INSTRUCTIONS TO FOLLOW:
Compile every line that includes the word "text".

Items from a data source
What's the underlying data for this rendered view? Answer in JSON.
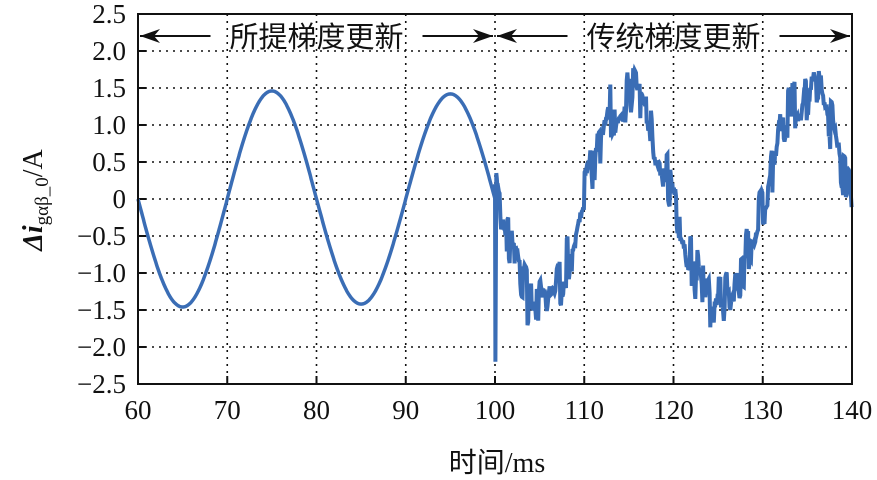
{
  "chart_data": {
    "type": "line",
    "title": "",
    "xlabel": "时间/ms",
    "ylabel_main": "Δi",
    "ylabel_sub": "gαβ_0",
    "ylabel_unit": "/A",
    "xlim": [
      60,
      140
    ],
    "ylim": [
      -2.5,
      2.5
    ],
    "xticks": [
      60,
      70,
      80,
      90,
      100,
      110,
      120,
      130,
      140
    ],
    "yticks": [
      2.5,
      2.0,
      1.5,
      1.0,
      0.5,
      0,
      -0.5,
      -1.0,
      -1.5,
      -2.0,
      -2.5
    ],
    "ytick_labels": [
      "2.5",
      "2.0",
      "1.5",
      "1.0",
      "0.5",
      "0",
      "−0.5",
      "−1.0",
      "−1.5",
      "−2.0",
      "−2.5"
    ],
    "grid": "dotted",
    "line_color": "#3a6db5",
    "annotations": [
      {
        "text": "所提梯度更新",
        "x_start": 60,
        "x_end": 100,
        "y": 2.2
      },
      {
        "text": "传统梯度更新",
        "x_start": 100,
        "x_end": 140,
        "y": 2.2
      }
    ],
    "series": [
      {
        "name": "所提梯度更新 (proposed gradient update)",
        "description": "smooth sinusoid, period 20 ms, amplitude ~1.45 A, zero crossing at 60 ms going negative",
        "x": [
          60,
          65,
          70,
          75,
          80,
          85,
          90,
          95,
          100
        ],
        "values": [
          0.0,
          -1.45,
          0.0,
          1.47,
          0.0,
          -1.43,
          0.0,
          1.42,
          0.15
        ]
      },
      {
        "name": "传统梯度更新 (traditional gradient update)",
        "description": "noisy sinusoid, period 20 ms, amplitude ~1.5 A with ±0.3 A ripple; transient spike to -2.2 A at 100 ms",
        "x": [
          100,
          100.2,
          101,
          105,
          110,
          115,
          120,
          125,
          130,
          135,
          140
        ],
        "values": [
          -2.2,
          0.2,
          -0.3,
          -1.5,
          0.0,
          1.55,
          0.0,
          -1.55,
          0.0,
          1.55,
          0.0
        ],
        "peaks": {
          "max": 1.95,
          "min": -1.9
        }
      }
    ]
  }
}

==

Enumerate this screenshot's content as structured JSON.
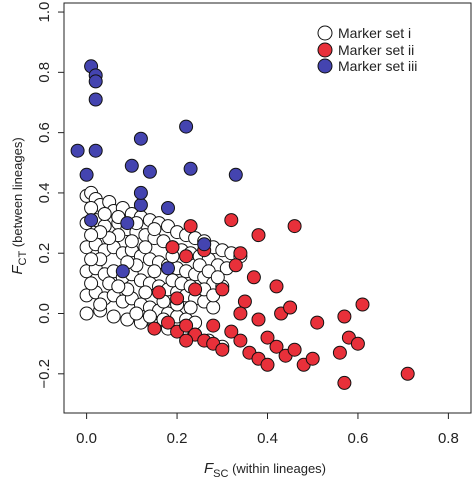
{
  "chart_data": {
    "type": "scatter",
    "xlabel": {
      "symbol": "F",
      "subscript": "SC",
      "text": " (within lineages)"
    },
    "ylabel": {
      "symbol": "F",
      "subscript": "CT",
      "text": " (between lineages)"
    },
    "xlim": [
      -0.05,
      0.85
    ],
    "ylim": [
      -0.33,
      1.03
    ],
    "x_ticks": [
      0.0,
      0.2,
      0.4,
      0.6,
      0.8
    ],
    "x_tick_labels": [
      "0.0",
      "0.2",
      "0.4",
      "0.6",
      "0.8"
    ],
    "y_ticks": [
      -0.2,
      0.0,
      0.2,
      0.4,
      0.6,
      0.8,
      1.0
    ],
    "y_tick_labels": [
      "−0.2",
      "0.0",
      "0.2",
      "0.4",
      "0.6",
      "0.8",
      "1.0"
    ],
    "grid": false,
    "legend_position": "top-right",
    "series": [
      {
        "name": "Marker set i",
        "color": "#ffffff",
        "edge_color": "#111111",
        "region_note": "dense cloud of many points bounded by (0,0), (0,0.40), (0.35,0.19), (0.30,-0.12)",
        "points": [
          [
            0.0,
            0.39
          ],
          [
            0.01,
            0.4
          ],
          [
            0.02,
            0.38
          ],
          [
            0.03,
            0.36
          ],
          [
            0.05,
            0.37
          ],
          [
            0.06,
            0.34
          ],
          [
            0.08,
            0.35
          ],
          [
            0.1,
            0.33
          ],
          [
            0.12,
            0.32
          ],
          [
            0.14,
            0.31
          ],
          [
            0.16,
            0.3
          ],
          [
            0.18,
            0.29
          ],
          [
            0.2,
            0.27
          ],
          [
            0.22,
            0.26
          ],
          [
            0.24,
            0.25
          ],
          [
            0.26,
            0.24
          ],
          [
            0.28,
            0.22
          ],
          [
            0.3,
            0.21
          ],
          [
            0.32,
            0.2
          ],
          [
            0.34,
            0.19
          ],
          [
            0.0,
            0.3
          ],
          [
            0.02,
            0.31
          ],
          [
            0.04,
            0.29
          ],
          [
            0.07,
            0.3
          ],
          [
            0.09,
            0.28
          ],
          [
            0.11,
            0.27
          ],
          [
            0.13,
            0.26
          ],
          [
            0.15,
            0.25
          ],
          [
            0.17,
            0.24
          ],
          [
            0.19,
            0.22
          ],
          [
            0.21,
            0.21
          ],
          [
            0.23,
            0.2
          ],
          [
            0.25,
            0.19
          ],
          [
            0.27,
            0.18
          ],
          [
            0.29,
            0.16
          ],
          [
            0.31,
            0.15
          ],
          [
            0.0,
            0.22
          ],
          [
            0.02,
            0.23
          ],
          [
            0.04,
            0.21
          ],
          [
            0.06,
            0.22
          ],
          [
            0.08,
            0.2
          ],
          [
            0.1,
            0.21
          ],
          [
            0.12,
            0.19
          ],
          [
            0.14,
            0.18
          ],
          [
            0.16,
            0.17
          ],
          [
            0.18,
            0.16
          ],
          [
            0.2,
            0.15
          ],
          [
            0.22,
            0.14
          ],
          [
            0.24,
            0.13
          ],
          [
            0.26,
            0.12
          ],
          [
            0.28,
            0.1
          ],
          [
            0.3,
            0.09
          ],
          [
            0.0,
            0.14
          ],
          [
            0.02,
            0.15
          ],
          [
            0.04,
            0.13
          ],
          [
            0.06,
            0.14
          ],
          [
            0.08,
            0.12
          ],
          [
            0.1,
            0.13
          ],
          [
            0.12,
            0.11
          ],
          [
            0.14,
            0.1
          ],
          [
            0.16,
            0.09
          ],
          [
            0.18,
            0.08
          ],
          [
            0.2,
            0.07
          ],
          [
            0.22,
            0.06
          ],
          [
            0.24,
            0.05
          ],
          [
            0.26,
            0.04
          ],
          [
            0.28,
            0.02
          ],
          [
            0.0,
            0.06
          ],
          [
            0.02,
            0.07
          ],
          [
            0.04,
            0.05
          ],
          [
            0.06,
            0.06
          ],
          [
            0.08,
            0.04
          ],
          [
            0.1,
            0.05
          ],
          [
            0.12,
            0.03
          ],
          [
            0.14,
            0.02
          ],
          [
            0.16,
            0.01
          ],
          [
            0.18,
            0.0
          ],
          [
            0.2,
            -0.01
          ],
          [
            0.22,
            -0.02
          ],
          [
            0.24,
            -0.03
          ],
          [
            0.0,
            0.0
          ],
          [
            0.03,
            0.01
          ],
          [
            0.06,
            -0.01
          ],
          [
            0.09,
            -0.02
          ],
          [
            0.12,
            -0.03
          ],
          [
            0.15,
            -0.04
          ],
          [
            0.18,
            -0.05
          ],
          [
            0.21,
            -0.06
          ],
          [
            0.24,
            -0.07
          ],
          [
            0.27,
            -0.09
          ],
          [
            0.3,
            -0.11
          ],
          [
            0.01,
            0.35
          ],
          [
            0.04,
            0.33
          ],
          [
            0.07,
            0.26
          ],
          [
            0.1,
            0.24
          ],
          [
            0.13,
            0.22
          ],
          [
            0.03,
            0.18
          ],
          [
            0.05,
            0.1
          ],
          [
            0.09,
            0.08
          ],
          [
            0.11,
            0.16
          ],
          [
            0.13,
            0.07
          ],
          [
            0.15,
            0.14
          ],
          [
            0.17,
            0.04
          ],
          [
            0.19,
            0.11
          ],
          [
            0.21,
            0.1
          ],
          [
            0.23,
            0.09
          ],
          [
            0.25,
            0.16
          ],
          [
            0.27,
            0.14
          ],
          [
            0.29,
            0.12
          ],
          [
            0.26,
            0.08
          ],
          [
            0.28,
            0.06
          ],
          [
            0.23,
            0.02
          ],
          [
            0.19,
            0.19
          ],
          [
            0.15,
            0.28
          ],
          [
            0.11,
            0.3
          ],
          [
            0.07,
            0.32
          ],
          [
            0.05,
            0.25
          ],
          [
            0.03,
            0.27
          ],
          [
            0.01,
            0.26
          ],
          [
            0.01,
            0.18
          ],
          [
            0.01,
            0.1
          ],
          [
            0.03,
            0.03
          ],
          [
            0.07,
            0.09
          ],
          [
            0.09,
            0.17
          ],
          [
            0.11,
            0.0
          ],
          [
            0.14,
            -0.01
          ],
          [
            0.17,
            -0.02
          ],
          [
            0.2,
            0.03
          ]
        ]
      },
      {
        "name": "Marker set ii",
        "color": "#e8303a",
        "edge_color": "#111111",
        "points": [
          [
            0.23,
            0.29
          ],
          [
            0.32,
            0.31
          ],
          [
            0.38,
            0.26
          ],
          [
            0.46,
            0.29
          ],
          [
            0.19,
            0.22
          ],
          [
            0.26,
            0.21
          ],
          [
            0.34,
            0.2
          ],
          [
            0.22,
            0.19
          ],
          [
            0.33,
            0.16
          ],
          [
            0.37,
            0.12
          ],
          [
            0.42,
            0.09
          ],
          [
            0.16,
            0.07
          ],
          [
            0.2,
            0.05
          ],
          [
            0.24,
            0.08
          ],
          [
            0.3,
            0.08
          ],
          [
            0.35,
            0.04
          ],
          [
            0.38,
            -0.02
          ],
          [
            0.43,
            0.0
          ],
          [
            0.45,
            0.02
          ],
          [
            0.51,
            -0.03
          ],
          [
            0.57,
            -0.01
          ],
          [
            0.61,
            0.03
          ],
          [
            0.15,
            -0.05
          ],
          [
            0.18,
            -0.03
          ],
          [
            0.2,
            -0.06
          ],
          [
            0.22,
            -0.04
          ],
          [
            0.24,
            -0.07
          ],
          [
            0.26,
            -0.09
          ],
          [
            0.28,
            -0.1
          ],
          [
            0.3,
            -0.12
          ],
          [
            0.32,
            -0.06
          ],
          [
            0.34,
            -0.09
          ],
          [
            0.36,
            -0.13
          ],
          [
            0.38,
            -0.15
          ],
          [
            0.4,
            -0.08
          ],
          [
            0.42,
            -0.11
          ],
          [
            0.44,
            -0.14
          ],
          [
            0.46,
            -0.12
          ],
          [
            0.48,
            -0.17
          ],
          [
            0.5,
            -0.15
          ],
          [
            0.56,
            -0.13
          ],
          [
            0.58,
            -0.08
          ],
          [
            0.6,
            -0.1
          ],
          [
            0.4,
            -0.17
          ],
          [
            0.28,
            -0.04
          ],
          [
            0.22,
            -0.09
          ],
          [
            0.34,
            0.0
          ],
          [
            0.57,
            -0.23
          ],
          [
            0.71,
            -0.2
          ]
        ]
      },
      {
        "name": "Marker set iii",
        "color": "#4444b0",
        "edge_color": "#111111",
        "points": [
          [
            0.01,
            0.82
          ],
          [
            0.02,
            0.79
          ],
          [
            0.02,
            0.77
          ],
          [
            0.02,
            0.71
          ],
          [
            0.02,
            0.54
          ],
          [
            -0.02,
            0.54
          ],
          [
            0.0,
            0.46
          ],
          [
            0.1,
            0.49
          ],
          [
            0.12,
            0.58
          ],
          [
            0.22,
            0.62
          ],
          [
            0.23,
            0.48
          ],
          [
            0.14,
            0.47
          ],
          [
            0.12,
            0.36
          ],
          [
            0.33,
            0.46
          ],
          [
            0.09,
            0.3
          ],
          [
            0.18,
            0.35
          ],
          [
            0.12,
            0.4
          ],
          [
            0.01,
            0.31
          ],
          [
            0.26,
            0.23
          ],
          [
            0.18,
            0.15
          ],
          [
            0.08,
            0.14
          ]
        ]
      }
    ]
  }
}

* * *

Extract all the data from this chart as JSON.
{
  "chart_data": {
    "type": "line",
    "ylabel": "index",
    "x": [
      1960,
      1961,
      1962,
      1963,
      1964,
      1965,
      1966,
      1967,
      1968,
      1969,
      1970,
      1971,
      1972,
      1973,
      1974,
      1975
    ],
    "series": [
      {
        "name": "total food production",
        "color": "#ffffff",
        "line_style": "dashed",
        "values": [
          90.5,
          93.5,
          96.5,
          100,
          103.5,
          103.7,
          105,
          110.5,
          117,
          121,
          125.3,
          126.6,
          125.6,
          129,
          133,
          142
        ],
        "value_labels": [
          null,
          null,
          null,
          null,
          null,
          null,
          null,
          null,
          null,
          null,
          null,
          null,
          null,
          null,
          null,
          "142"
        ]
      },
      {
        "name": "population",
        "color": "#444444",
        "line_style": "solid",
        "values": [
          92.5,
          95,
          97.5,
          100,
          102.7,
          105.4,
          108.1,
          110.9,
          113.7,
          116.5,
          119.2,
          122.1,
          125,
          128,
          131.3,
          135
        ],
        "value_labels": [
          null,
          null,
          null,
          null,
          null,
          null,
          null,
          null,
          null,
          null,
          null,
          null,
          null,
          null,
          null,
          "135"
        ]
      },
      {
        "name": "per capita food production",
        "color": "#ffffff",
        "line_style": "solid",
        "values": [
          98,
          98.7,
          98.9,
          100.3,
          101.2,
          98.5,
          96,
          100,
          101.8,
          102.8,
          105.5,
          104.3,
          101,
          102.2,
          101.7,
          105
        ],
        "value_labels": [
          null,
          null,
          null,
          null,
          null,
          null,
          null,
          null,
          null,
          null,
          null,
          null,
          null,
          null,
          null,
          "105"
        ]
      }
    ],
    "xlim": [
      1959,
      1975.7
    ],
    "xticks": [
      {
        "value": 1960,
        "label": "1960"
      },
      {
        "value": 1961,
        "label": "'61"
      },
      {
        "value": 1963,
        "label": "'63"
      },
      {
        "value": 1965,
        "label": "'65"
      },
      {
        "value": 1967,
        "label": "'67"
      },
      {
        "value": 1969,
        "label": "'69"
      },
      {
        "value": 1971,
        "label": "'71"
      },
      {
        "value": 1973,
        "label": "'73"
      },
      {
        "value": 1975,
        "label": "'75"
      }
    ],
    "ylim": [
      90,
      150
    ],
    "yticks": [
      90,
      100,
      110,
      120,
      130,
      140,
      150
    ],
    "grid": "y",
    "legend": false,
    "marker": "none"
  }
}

RESULT FOR THIS EXERCISE:
        "text": "所提梯度更新",
        "text": "传统梯度更新",
      "text": " (within lineages)"
      "text": " (between lineages)"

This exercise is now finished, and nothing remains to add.